= Supplied records =

/---

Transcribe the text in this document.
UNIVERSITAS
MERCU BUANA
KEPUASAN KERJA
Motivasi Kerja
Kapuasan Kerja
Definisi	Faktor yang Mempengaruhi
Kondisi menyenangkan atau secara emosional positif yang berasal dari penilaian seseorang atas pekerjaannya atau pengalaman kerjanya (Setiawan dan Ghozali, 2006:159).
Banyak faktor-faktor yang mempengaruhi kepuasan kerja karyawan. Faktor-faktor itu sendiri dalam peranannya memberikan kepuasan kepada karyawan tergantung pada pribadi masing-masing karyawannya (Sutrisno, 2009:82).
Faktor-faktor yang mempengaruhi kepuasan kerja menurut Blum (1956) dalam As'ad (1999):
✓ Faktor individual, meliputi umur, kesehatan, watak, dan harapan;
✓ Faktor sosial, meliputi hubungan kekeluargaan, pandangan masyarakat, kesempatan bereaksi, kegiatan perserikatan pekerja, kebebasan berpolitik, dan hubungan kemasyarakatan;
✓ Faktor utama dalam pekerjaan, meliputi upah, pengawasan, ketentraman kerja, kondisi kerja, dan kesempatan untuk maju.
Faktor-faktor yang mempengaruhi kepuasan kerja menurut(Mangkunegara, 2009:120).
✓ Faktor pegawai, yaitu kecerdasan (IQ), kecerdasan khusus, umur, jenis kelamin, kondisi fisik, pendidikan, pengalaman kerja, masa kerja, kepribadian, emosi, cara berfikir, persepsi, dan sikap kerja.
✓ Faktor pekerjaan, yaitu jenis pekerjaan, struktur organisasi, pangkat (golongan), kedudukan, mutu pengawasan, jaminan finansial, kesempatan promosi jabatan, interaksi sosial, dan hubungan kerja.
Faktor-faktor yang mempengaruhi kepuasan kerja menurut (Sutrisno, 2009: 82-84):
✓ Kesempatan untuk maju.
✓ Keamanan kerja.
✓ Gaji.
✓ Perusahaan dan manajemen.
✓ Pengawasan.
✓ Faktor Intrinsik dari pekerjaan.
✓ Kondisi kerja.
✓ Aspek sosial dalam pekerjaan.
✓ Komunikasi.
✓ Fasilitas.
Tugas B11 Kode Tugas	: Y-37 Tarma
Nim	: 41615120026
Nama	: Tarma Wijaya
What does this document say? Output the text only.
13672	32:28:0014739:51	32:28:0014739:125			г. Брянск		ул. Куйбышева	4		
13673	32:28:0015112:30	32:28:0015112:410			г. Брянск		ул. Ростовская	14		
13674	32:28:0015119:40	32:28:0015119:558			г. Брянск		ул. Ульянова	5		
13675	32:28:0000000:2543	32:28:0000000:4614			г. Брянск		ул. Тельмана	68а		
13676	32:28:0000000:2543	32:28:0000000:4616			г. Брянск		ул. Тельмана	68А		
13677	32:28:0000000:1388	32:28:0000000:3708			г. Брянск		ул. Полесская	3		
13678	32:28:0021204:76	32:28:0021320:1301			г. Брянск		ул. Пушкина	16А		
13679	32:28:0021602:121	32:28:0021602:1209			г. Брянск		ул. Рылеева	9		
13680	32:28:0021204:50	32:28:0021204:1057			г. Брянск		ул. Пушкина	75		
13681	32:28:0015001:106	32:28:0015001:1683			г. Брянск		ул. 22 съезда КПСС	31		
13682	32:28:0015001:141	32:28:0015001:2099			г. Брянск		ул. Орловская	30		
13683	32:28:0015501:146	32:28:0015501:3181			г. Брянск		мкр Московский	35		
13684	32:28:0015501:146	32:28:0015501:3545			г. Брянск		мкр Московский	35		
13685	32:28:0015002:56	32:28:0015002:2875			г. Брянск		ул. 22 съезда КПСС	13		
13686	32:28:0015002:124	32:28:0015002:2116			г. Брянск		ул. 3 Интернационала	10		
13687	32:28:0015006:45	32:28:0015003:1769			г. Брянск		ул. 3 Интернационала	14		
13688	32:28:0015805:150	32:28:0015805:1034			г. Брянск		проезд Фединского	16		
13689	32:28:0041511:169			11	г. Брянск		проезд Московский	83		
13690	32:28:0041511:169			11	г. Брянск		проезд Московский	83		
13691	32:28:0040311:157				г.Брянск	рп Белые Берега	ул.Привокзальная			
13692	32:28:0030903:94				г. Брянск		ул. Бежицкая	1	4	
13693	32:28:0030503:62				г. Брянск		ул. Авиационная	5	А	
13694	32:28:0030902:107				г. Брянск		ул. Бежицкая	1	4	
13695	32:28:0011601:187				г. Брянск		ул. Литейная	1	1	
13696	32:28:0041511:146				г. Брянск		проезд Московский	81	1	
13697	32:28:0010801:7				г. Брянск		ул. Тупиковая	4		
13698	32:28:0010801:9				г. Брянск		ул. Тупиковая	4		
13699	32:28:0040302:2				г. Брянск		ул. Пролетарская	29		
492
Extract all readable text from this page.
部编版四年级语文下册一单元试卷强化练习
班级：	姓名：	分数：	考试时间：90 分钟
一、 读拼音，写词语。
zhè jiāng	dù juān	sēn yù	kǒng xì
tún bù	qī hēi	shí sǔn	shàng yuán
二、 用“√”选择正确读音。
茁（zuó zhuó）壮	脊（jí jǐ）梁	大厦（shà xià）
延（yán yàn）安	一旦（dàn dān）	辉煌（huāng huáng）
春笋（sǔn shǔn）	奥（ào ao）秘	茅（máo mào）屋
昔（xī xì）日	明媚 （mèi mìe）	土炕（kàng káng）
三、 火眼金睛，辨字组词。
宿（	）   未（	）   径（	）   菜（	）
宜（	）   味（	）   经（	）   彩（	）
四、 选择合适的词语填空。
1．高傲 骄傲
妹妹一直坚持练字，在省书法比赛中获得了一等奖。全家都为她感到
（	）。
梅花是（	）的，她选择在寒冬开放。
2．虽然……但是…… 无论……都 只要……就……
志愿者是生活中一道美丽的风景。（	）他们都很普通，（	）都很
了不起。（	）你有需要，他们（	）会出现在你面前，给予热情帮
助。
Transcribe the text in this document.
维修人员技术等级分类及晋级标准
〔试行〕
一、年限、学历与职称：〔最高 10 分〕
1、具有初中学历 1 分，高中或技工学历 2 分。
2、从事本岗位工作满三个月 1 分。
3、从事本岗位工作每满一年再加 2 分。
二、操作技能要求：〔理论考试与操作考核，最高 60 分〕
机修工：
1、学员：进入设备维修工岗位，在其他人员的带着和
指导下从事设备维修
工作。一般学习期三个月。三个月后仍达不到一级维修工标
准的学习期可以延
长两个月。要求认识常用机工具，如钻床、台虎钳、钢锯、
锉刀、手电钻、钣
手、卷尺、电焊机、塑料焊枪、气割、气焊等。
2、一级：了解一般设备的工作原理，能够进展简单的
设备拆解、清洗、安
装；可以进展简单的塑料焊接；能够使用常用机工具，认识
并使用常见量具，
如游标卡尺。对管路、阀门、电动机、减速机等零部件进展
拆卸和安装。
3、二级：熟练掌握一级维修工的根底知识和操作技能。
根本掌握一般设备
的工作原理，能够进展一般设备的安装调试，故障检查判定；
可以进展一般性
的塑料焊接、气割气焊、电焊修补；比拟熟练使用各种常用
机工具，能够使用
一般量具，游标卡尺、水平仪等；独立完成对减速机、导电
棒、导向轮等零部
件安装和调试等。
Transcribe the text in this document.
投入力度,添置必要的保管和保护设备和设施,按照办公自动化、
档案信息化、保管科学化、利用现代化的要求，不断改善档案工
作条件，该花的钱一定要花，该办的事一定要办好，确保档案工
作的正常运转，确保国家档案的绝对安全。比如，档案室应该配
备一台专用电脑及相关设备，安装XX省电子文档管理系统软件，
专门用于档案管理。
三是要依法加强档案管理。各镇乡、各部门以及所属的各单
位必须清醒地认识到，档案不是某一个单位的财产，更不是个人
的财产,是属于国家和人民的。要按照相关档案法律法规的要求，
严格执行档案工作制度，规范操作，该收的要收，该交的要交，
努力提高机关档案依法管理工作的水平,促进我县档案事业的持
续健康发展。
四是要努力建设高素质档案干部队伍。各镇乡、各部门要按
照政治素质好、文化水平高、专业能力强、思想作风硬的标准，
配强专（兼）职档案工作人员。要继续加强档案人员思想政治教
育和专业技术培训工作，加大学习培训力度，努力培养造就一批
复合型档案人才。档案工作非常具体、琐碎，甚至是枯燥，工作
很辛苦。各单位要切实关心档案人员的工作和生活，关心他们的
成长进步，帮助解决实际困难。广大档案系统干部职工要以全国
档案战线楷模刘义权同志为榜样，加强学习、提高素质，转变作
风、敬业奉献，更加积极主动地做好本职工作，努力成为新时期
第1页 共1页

\---

= What is expected =
Provide only the count of lines in the material above that hold the word "dalam".

= In response =
4